SHORT TASK>
Copy all of the material word for word, except for the pictures.

[Begin WORKING DATA]

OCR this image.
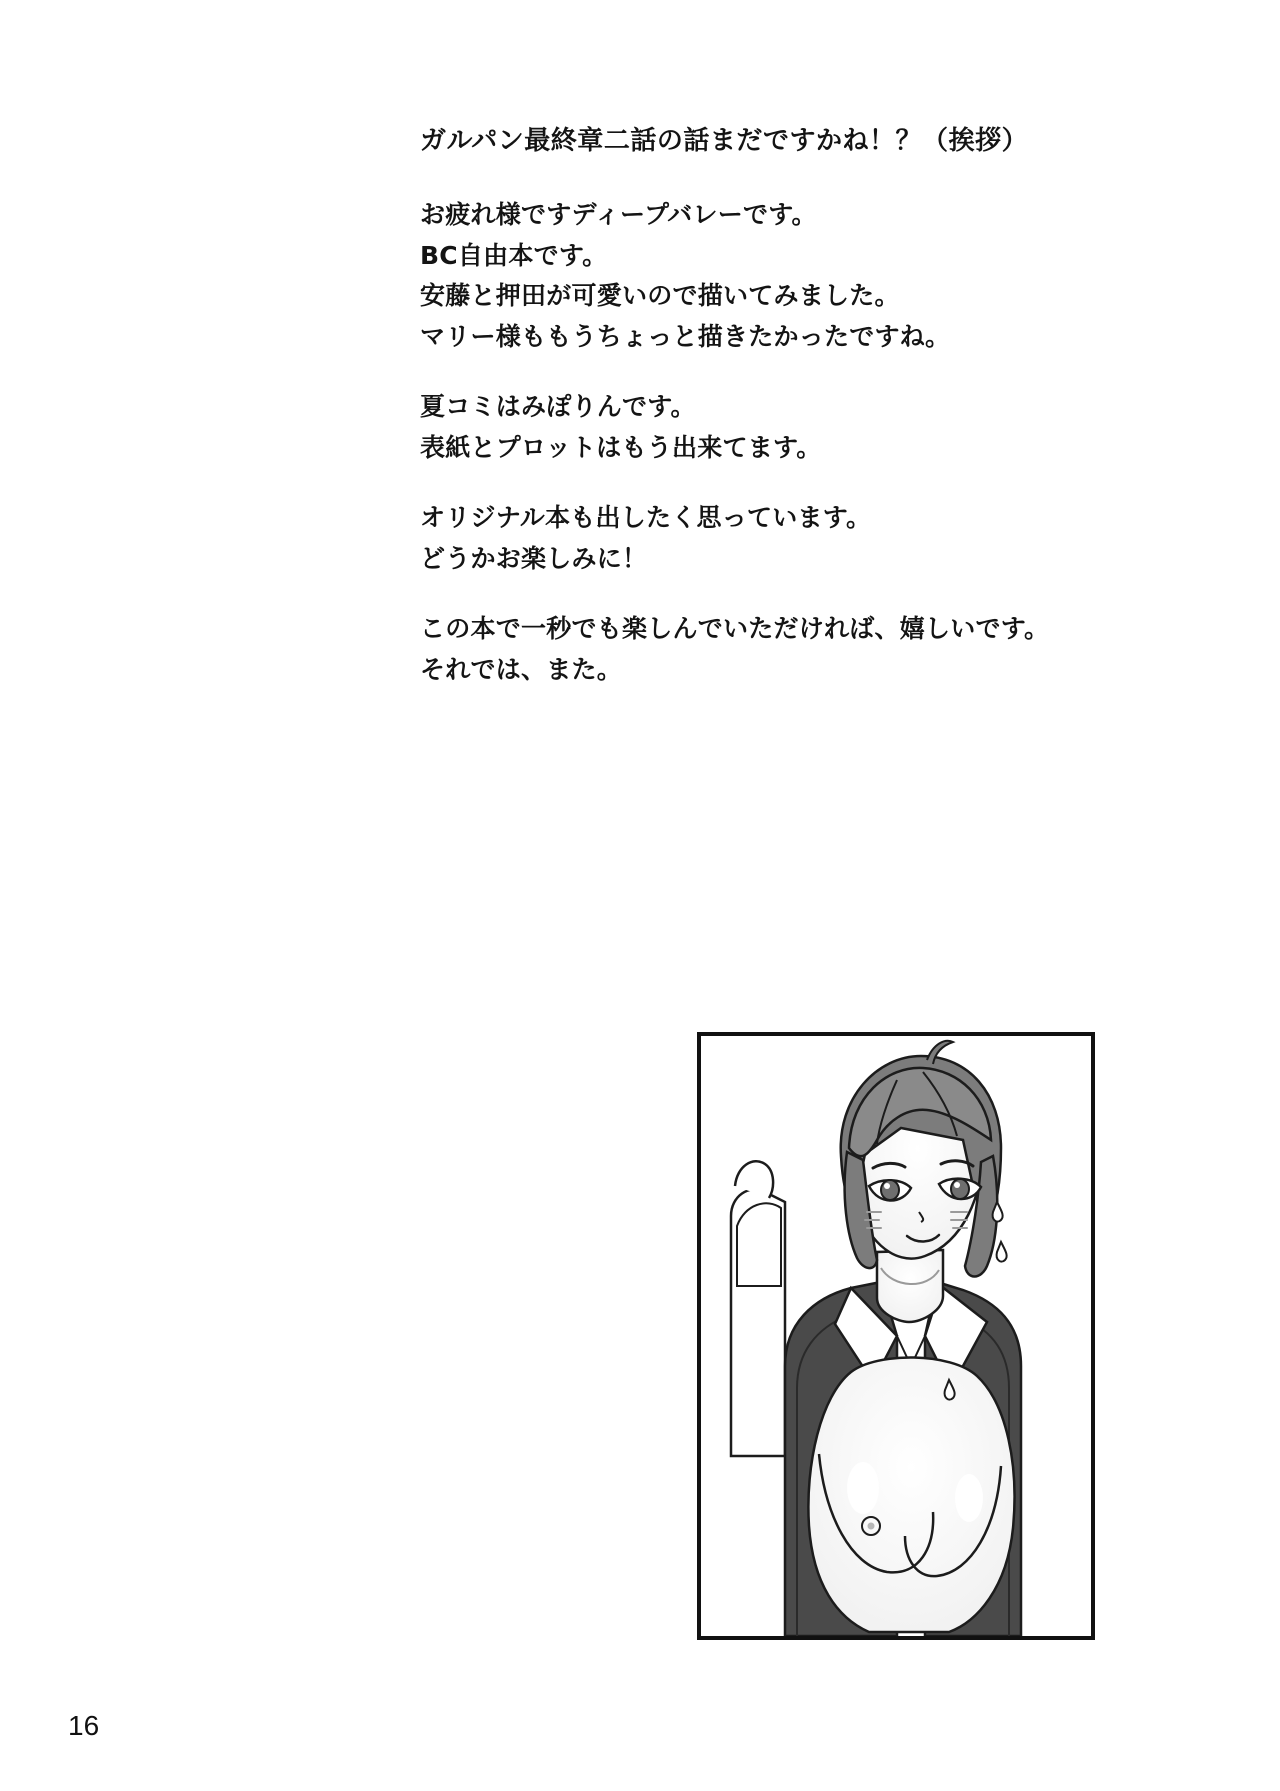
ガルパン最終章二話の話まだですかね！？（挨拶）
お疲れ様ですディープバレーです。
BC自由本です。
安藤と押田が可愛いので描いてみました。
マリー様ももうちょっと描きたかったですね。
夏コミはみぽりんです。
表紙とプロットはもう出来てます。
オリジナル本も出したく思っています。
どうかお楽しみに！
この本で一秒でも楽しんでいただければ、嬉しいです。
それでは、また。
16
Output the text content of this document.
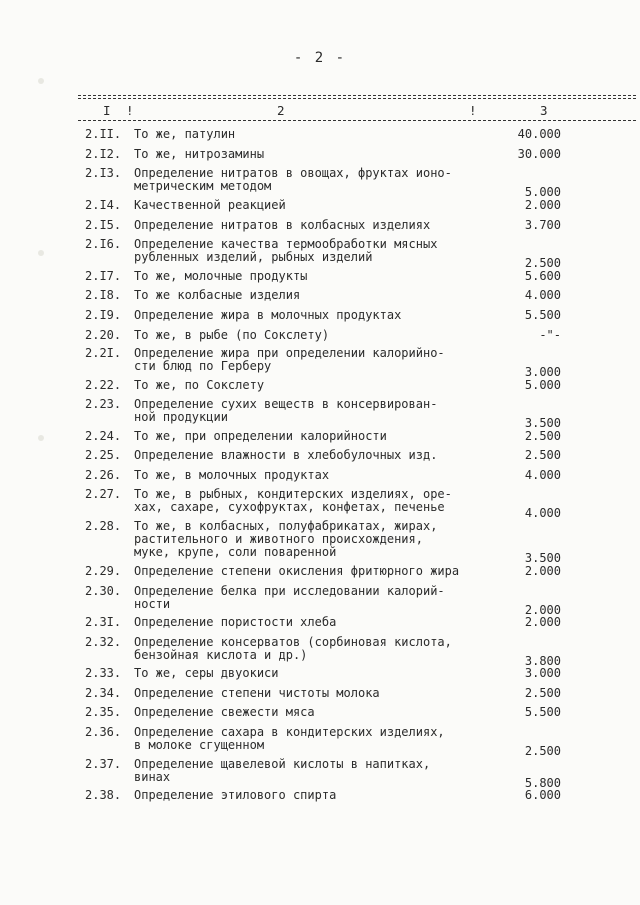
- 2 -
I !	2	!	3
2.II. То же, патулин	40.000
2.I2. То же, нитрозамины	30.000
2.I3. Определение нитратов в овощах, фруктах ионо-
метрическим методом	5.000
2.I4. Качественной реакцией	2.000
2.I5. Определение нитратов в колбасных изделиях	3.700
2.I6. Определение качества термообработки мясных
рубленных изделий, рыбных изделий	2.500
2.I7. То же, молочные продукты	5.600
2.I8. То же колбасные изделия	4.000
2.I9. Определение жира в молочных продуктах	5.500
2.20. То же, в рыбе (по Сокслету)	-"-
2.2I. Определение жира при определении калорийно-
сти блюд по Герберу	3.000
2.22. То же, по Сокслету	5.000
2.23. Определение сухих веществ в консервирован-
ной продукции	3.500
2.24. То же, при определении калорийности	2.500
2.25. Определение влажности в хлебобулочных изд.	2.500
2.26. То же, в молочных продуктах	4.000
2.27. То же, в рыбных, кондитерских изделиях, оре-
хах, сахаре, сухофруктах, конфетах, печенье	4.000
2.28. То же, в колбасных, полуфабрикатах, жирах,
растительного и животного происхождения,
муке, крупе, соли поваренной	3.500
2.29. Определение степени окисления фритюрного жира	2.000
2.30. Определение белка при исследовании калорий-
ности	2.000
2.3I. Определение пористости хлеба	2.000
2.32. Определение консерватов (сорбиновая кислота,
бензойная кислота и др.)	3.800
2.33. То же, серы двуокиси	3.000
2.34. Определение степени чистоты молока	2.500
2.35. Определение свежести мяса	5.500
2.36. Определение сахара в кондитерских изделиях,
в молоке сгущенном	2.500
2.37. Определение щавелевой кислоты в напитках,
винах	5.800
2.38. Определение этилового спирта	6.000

[End WORKING DATA]

WRITTEN SOLUTION>
OCR this image.
ガルパン最終章二話の話まだですかね！？（挨拶）
お疲れ様ですディープバレーです。
BC自由本です。
安藤と押田が可愛いので描いてみました。
マリー様ももうちょっと描きたかったですね。
夏コミはみぽりんです。
表紙とプロットはもう出来てます。
オリジナル本も出したく思っています。
どうかお楽しみに！
この本で一秒でも楽しんでいただければ、嬉しいです。
それでは、また。
16
Output the text content of this document.
- 2 -
I !	2	!	3
2.II. То же, патулин	40.000
2.I2. То же, нитрозамины	30.000
2.I3. Определение нитратов в овощах, фруктах ионо-
метрическим методом	5.000
2.I4. Качественной реакцией	2.000
2.I5. Определение нитратов в колбасных изделиях	3.700
2.I6. Определение качества термообработки мясных
рубленных изделий, рыбных изделий	2.500
2.I7. То же, молочные продукты	5.600
2.I8. То же колбасные изделия	4.000
2.I9. Определение жира в молочных продуктах	5.500
2.20. То же, в рыбе (по Сокслету)	-"-
2.2I. Определение жира при определении калорийно-
сти блюд по Герберу	3.000
2.22. То же, по Сокслету	5.000
2.23. Определение сухих веществ в консервирован-
ной продукции	3.500
2.24. То же, при определении калорийности	2.500
2.25. Определение влажности в хлебобулочных изд.	2.500
2.26. То же, в молочных продуктах	4.000
2.27. То же, в рыбных, кондитерских изделиях, оре-
хах, сахаре, сухофруктах, конфетах, печенье	4.000
2.28. То же, в колбасных, полуфабрикатах, жирах,
растительного и животного происхождения,
муке, крупе, соли поваренной	3.500
2.29. Определение степени окисления фритюрного жира	2.000
2.30. Определение белка при исследовании калорий-
ности	2.000
2.3I. Определение пористости хлеба	2.000
2.32. Определение консерватов (сорбиновая кислота,
бензойная кислота и др.)	3.800
2.33. То же, серы двуокиси	3.000
2.34. Определение степени чистоты молока	2.500
2.35. Определение свежести мяса	5.500
2.36. Определение сахара в кондитерских изделиях,
в молоке сгущенном	2.500
2.37. Определение щавелевой кислоты в напитках,
винах	5.800
2.38. Определение этилового спирта	6.000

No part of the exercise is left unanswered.